====== Provided material

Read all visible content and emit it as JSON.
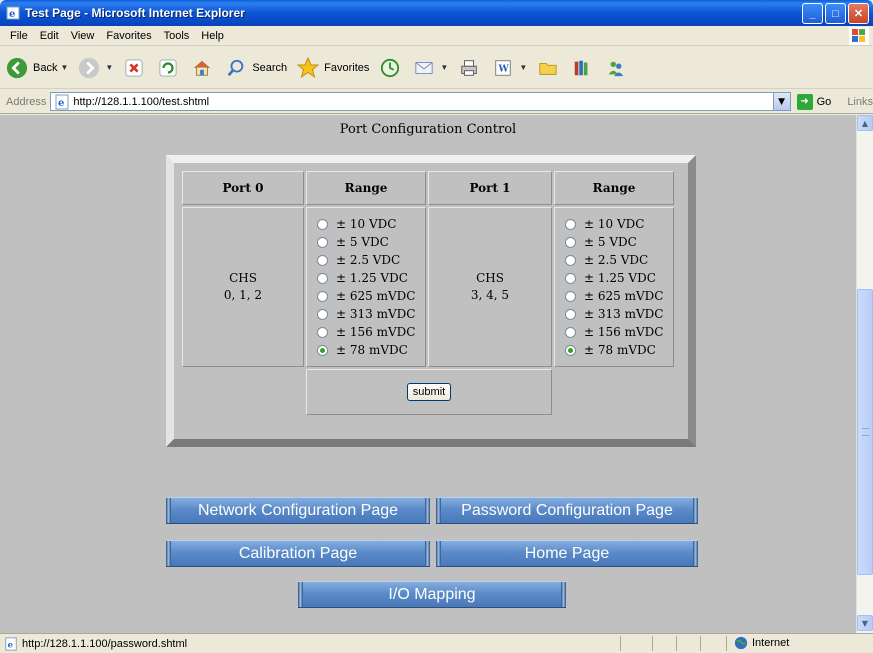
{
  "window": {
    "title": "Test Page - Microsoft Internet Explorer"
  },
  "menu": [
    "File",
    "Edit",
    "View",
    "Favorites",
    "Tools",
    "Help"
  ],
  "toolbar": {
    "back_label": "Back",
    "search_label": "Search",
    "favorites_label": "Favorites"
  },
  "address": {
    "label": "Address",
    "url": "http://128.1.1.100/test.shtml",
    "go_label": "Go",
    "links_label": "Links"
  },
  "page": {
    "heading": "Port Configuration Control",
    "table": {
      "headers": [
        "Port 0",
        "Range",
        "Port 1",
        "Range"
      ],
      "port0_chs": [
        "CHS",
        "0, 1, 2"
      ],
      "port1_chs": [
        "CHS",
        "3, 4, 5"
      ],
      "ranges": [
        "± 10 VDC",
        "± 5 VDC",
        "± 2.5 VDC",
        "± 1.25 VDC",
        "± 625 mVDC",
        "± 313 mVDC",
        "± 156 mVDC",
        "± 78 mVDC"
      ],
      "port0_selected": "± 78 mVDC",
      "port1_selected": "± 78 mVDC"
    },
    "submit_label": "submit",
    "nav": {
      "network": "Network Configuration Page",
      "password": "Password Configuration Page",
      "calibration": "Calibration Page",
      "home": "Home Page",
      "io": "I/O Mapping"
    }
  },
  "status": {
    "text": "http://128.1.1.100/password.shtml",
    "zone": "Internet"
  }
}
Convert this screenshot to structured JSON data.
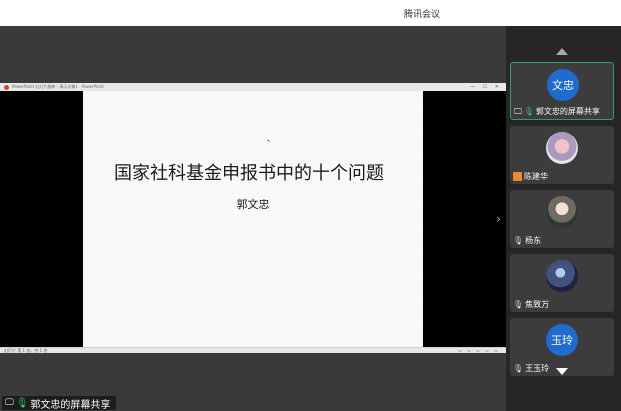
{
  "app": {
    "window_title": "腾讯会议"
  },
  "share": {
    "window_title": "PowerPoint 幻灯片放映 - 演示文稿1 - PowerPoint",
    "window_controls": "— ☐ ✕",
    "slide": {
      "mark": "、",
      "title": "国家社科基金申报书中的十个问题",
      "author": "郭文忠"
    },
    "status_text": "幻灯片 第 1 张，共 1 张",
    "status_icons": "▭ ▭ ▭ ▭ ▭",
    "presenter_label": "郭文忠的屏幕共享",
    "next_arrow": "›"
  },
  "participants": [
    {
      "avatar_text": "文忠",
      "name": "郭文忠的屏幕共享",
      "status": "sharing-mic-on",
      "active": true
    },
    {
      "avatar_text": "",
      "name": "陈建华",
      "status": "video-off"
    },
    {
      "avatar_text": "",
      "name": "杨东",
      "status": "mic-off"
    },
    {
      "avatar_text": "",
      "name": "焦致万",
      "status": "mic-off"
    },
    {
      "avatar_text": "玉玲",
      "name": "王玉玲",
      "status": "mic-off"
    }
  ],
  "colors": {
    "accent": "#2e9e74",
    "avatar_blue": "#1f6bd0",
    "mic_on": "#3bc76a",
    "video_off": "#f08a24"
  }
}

============

Quote each entry above verbatim and drop the pictures.

Read all visible content and emit it as JSON.
{
  "window": {
    "title": "Test Page - Microsoft Internet Explorer"
  },
  "menu": [
    "File",
    "Edit",
    "View",
    "Favorites",
    "Tools",
    "Help"
  ],
  "toolbar": {
    "back_label": "Back",
    "search_label": "Search",
    "favorites_label": "Favorites"
  },
  "address": {
    "label": "Address",
    "url": "http://128.1.1.100/test.shtml",
    "go_label": "Go",
    "links_label": "Links"
  },
  "page": {
    "heading": "Port Configuration Control",
    "table": {
      "headers": [
        "Port 0",
        "Range",
        "Port 1",
        "Range"
      ],
      "port0_chs": [
        "CHS",
        "0, 1, 2"
      ],
      "port1_chs": [
        "CHS",
        "3, 4, 5"
      ],
      "ranges": [
        "± 10 VDC",
        "± 5 VDC",
        "± 2.5 VDC",
        "± 1.25 VDC",
        "± 625 mVDC",
        "± 313 mVDC",
        "± 156 mVDC",
        "± 78 mVDC"
      ],
      "port0_selected": "± 78 mVDC",
      "port1_selected": "± 78 mVDC"
    },
    "submit_label": "submit",
    "nav": {
      "network": "Network Configuration Page",
      "password": "Password Configuration Page",
      "calibration": "Calibration Page",
      "home": "Home Page",
      "io": "I/O Mapping"
    }
  },
  "status": {
    "text": "http://128.1.1.100/password.shtml",
    "zone": "Internet"
  }
}
Convert this screenshot to structured JSON data.
{
  "app": {
    "window_title": "腾讯会议"
  },
  "share": {
    "window_title": "PowerPoint 幻灯片放映 - 演示文稿1 - PowerPoint",
    "window_controls": "— ☐ ✕",
    "slide": {
      "mark": "、",
      "title": "国家社科基金申报书中的十个问题",
      "author": "郭文忠"
    },
    "status_text": "幻灯片 第 1 张，共 1 张",
    "status_icons": "▭ ▭ ▭ ▭ ▭",
    "presenter_label": "郭文忠的屏幕共享",
    "next_arrow": "›"
  },
  "participants": [
    {
      "avatar_text": "文忠",
      "name": "郭文忠的屏幕共享",
      "status": "sharing-mic-on",
      "active": true
    },
    {
      "avatar_text": "",
      "name": "陈建华",
      "status": "video-off"
    },
    {
      "avatar_text": "",
      "name": "杨东",
      "status": "mic-off"
    },
    {
      "avatar_text": "",
      "name": "焦致万",
      "status": "mic-off"
    },
    {
      "avatar_text": "玉玲",
      "name": "王玉玲",
      "status": "mic-off"
    }
  ],
  "colors": {
    "accent": "#2e9e74",
    "avatar_blue": "#1f6bd0",
    "mic_on": "#3bc76a",
    "video_off": "#f08a24"
  }
}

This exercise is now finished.